-------- Extrait choisi

# Partage familial iCloud+ avec un nouveau compte enfant



## bobo80 (3 Juillet 2022)

Bonjour,

Je partage mon forfait iCloud+ 2To avec des membres de ma famille, mais le problème, c'est que j'ai crée un nouveau compte enfant, et que lui reste avec un forfait gratuit de 5Go, je ne comprends pas...


----------



## Crunch Crunch (13 Juillet 2022)

- Maximum 6 personnes dans la famille, il me semble.

Peux-tu détailler le problème un peu plus. Vois-tu le "compte enfant" en question dans la partie "Parage familial" depuis ton Mac, par exemple ?


----------



## bobo80 (21 Juillet 2022)

Crunch Crunch a dit:


> - Maximum 6 personnes dans la famille, il me semble.
> 
> Peux-tu détailler le problème un peu plus. Vois-tu le "compte enfant" en question dans la partie "Parage familial" depuis ton Mac, par exemple ?


Hello, en faite c'est bon, dans un premier temps, ca affichait qu'il n'y avait pas de partage iCloud, ensuite ca affichait partage iCloud pas utilisé, puis je l'ai activé pour chaque compte, j'ai cru que c'était automatique ;-)


----------



## BORISJ (30 Août 2022)

Bonjour,
J'ai le même problème que vous, comment avez-vous fait pour activer le partage iCloud pour votre enfant ? Aussi quel âge a votre enfant (moins de 13 ans?) le mien en a 10 et je suis limité à 5Go alors qu'il fait bien parti du partage familial.
MErci


----------

----------------
-------- Lignes fournies

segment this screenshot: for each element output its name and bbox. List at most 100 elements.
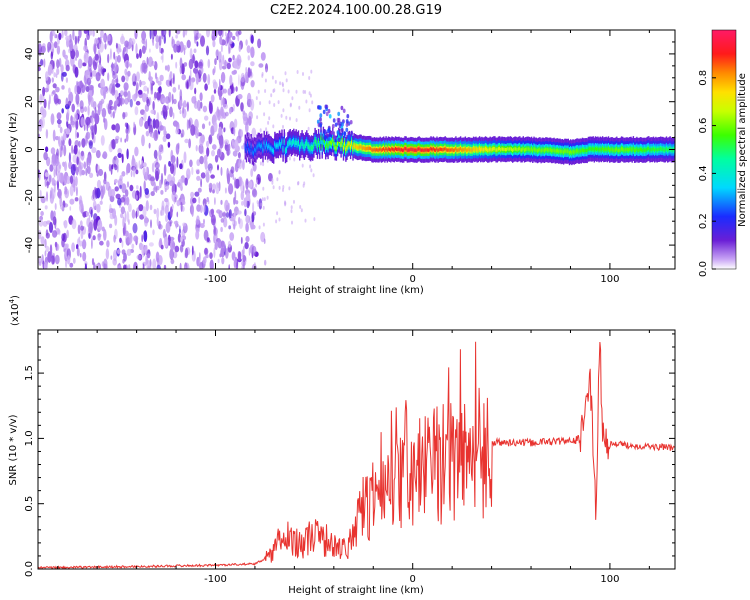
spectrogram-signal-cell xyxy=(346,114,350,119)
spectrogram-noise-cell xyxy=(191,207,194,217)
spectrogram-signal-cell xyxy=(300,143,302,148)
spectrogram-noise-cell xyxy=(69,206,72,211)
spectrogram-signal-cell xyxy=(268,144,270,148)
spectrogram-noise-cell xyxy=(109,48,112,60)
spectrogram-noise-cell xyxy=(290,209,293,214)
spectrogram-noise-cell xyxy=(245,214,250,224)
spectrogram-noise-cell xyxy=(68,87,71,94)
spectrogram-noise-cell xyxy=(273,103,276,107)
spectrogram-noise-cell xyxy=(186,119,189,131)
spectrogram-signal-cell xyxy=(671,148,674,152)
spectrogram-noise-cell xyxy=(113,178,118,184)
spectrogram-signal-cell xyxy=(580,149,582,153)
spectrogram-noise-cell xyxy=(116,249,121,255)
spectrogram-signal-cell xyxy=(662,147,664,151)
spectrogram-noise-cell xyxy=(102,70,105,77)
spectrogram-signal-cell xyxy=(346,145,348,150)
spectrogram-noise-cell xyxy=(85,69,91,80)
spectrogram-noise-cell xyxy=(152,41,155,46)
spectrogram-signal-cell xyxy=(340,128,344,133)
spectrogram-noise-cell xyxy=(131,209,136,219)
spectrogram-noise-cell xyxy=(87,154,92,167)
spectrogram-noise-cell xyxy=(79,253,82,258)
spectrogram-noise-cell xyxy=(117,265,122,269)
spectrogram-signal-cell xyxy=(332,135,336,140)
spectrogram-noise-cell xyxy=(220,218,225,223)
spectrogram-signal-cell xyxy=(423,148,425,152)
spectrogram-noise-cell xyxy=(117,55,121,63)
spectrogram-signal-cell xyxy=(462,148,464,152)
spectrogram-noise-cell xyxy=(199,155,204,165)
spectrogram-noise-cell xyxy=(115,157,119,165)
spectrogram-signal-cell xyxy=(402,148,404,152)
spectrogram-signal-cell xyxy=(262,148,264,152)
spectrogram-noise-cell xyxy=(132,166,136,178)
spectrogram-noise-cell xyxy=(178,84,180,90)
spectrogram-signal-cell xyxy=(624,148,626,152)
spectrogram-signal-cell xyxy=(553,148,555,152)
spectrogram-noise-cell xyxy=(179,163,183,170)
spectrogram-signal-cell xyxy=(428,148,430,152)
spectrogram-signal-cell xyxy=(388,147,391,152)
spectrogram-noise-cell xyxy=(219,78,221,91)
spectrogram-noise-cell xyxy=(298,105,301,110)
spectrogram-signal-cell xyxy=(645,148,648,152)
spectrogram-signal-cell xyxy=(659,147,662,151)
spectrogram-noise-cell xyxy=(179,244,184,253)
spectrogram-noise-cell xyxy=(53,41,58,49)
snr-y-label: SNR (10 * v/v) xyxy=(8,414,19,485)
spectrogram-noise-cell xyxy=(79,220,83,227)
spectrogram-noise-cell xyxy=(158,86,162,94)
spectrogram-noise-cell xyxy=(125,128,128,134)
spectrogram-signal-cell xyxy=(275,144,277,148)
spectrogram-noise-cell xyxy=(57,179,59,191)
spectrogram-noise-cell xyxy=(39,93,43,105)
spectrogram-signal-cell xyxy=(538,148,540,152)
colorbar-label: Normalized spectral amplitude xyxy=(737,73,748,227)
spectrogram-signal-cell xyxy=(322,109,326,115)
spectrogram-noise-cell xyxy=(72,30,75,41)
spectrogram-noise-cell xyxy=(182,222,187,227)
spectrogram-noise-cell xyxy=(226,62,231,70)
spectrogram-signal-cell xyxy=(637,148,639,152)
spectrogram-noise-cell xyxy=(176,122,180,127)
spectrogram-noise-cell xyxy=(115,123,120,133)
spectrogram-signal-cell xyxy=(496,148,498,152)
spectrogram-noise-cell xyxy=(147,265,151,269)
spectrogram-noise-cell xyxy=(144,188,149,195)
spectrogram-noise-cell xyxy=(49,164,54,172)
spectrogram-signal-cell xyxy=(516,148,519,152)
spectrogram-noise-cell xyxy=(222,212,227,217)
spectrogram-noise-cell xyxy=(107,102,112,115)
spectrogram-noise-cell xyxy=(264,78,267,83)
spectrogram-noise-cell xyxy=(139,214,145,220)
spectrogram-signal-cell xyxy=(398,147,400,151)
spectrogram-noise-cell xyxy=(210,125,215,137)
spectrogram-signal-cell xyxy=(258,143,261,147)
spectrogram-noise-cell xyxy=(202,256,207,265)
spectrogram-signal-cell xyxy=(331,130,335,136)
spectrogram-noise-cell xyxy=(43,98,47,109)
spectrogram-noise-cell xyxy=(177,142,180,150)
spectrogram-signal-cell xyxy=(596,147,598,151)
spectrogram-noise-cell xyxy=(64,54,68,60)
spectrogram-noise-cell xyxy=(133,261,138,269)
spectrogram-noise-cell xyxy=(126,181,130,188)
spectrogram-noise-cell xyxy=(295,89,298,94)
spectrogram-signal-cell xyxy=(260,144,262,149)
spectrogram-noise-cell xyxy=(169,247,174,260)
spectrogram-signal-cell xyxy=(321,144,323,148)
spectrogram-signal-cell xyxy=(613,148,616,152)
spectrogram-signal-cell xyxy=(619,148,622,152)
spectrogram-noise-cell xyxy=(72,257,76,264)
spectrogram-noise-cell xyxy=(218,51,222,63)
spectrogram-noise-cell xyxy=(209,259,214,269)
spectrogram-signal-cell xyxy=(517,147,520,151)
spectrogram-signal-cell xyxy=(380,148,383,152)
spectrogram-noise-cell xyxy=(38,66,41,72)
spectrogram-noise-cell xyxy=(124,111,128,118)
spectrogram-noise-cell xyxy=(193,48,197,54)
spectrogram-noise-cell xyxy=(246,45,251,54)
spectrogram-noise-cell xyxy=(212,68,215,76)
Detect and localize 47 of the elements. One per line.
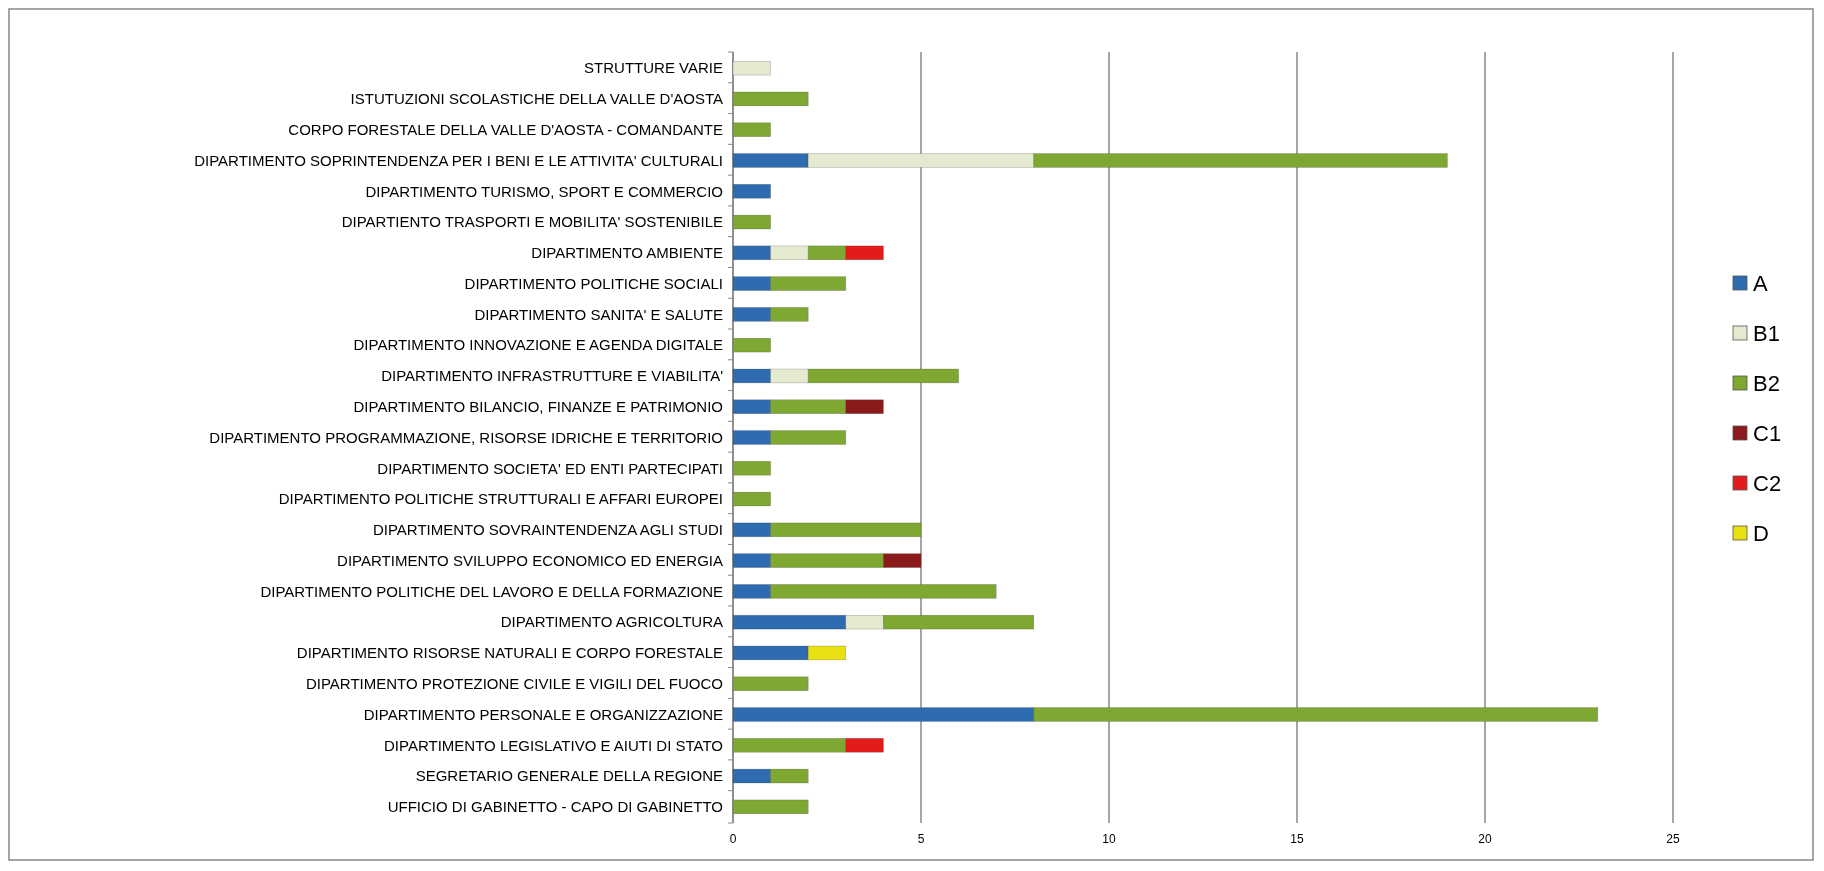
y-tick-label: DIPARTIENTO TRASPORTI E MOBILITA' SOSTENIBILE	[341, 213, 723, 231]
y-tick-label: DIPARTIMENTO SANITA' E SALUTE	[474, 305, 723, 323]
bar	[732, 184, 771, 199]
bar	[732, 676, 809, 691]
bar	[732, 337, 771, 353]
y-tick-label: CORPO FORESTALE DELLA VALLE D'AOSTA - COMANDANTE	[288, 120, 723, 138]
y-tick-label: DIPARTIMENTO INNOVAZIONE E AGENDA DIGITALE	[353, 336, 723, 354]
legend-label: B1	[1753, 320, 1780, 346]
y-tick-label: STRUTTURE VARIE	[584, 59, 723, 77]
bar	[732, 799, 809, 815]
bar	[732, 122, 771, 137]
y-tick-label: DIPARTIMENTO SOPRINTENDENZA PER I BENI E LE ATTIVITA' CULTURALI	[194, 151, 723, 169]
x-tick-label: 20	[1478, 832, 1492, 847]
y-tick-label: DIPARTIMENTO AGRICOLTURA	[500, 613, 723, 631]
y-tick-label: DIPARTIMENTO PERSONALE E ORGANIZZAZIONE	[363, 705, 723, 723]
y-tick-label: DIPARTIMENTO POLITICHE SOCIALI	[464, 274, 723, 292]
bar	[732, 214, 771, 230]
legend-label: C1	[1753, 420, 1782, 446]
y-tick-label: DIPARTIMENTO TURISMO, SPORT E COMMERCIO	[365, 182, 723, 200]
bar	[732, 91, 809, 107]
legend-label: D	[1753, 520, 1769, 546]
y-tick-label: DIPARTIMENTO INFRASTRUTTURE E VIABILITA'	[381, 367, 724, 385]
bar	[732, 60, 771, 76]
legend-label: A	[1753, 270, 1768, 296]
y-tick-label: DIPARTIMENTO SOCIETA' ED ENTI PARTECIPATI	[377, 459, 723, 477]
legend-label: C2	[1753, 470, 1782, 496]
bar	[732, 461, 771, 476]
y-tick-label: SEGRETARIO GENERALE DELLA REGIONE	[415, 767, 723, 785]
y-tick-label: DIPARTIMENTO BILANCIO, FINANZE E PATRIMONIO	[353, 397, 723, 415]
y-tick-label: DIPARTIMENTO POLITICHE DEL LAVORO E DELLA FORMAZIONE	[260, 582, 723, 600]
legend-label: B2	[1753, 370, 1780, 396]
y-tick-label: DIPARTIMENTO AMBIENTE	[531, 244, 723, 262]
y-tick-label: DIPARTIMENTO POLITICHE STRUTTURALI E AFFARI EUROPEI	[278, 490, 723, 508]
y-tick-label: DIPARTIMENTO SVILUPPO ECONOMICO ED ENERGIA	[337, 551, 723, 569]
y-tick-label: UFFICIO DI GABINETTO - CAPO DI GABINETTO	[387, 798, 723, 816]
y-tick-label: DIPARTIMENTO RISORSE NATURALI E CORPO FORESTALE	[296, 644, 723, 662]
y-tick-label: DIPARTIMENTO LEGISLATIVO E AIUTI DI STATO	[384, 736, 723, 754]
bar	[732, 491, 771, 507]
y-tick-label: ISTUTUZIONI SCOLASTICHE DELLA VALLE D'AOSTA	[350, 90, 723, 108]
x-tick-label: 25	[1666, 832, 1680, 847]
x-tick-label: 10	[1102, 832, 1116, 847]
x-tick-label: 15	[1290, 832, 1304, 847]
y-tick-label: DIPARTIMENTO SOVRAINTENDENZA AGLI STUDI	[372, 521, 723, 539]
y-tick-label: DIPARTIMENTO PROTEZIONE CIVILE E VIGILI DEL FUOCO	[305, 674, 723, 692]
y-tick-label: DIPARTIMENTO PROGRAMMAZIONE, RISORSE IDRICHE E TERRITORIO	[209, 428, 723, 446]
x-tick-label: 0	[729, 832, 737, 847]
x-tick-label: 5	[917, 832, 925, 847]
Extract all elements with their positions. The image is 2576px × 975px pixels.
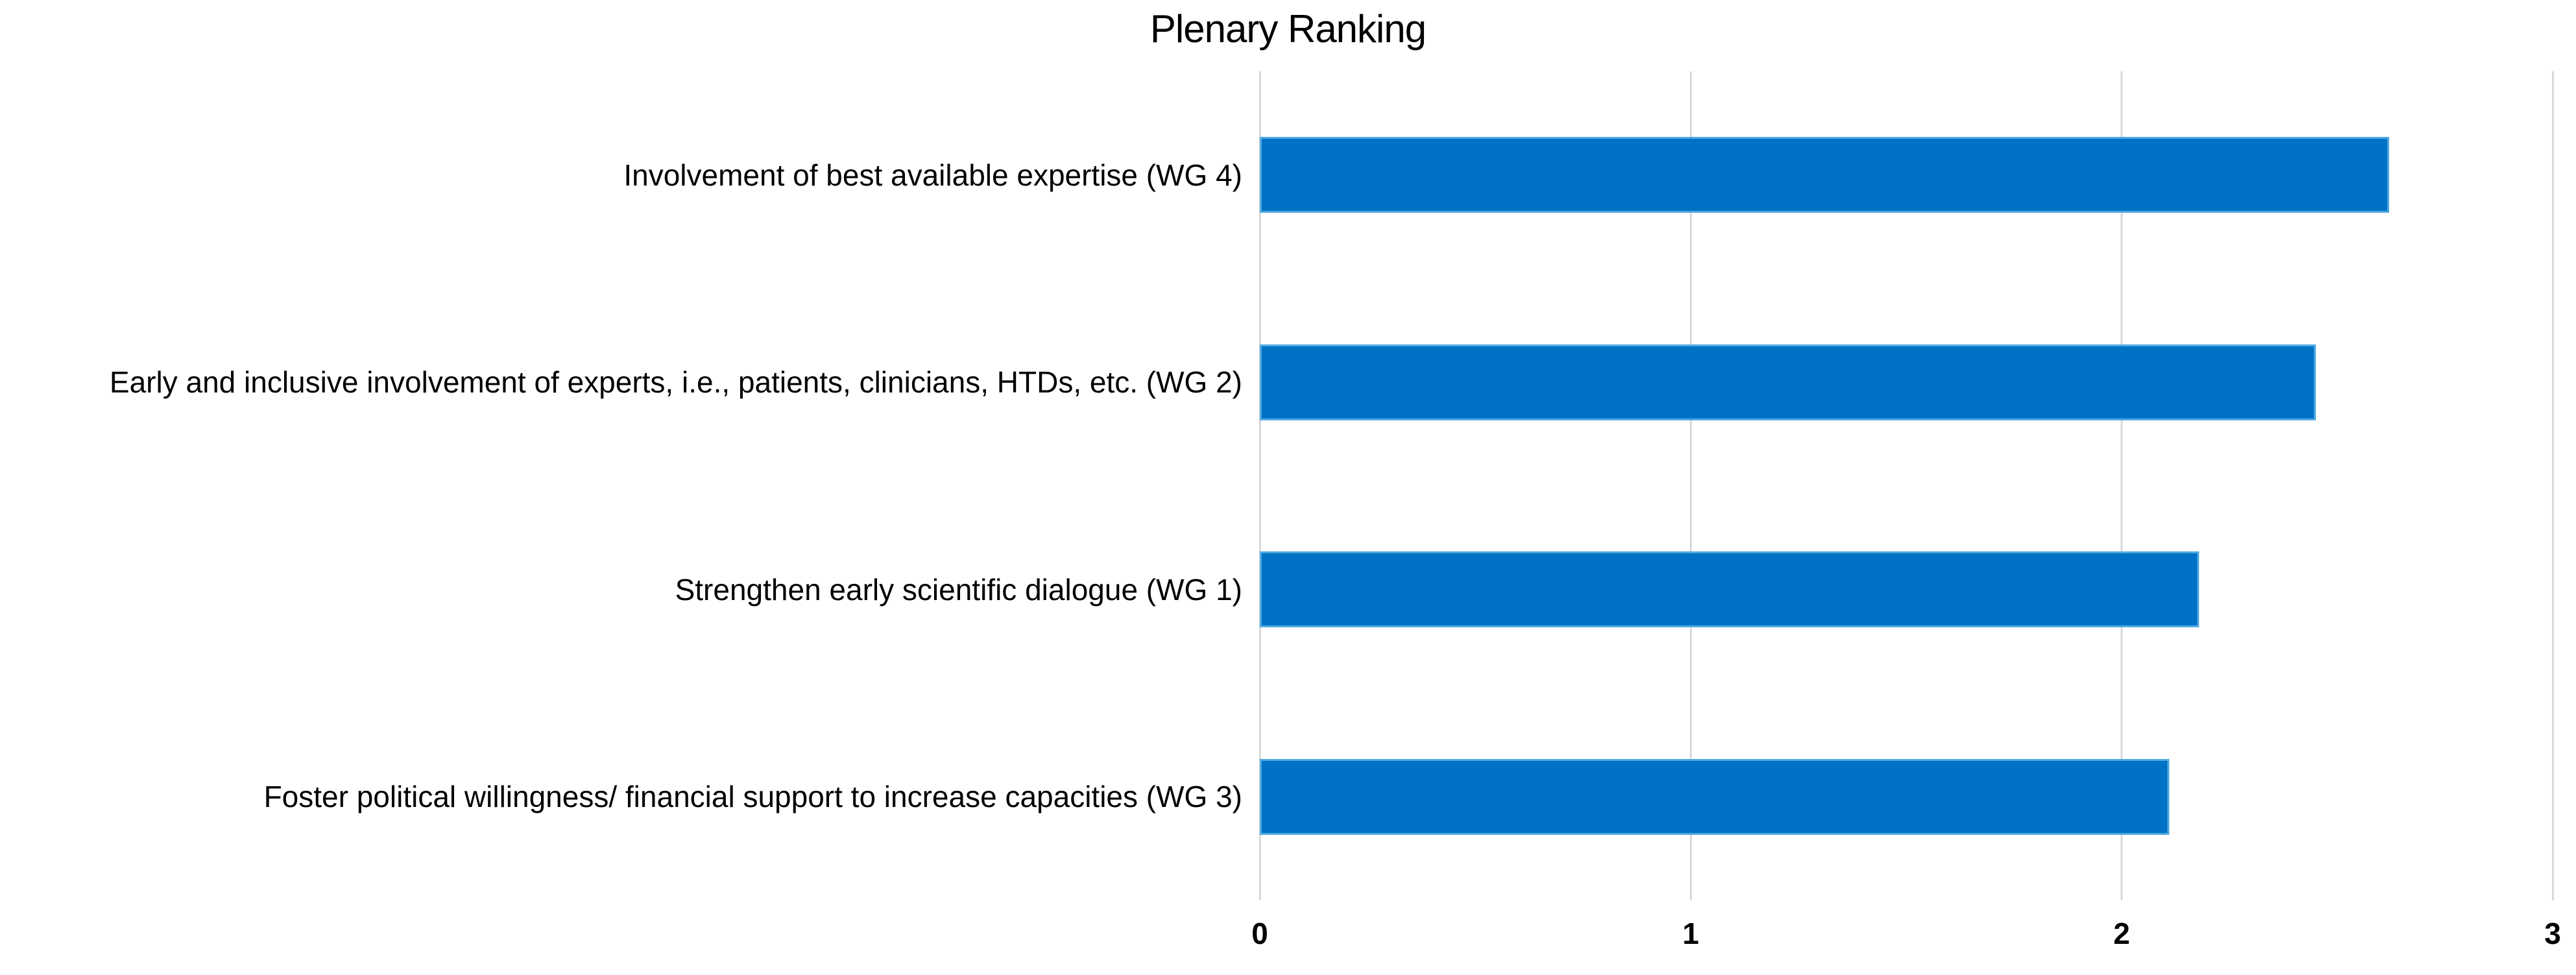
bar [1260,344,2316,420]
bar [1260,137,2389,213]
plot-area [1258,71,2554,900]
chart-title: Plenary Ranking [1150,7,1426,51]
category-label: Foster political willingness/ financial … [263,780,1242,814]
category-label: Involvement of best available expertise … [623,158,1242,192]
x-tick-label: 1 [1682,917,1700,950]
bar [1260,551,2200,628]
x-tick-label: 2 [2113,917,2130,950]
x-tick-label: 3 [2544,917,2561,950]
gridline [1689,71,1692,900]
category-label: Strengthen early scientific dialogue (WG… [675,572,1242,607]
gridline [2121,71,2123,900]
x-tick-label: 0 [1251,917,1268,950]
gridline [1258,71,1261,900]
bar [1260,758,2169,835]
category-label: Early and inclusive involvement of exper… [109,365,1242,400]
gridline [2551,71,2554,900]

----------------

### Liste des tâches
[A] Répondez à ces questions sur l'extrait, une par ligne :
(i) Quel forfait iCloud+ bobo80 partage-t-il avec sa famille ?
(ii) Combien de personnes une famille peut-elle compter au maximum selon Crunch Crunch ?
(iii) Quel âge a l'enfant de BORISJ ?
[B] Parmi les lignes fournies, recopiez mot pour mot celles qui commencent à la ligne contenant "y-tick-label: DIPARTIENTO TRASPORTI" et se poursuivent jusqu'à celle contenant "y-tick-label: DIPARTIMENTO BILANCIO, FINANZE", ces deux bornes comprises.
L'extrait et les lignes n'ont aucun lien entre eux.

### Réponses de l'exercice
[A]
(i) Un forfait iCloud+ de 2 To.
(ii) Six personnes au maximum.
(iii) Il a 10 ans.

[B]
y-tick-label: DIPARTIENTO TRASPORTI E MOBILITA' SOSTENIBILE	[341, 213, 723, 231]
y-tick-label: DIPARTIMENTO SANITA' E SALUTE	[474, 305, 723, 323]
bar	[732, 184, 771, 199]
bar	[732, 676, 809, 691]
bar	[732, 337, 771, 353]
y-tick-label: CORPO FORESTALE DELLA VALLE D'AOSTA - COMANDANTE	[288, 120, 723, 138]
y-tick-label: DIPARTIMENTO INNOVAZIONE E AGENDA DIGITALE	[353, 336, 723, 354]
legend-label: B1	[1753, 320, 1780, 346]
y-tick-label: STRUTTURE VARIE	[584, 59, 723, 77]
bar	[732, 799, 809, 815]
bar	[732, 122, 771, 137]
y-tick-label: DIPARTIMENTO SOPRINTENDENZA PER I BENI E LE ATTIVITA' CULTURALI	[194, 151, 723, 169]
x-tick-label: 20	[1478, 832, 1492, 847]
y-tick-label: DIPARTIMENTO AGRICOLTURA	[500, 613, 723, 631]
y-tick-label: DIPARTIMENTO PERSONALE E ORGANIZZAZIONE	[363, 705, 723, 723]
y-tick-label: DIPARTIMENTO POLITICHE SOCIALI	[464, 274, 723, 292]
bar	[732, 214, 771, 230]
legend-label: C1	[1753, 420, 1782, 446]
y-tick-label: DIPARTIMENTO TURISMO, SPORT E COMMERCIO	[365, 182, 723, 200]
bar	[732, 91, 809, 107]
legend-label: D	[1753, 520, 1769, 546]
y-tick-label: DIPARTIMENTO INFRASTRUTTURE E VIABILITA'	[381, 367, 724, 385]
bar	[732, 60, 771, 76]
legend-label: A	[1753, 270, 1768, 296]
y-tick-label: DIPARTIMENTO SOCIETA' ED ENTI PARTECIPATI	[377, 459, 723, 477]
legend-label: C2	[1753, 470, 1782, 496]
bar	[732, 461, 771, 476]
y-tick-label: SEGRETARIO GENERALE DELLA REGIONE	[415, 767, 723, 785]
y-tick-label: DIPARTIMENTO BILANCIO, FINANZE E PATRIMONIO	[353, 397, 723, 415]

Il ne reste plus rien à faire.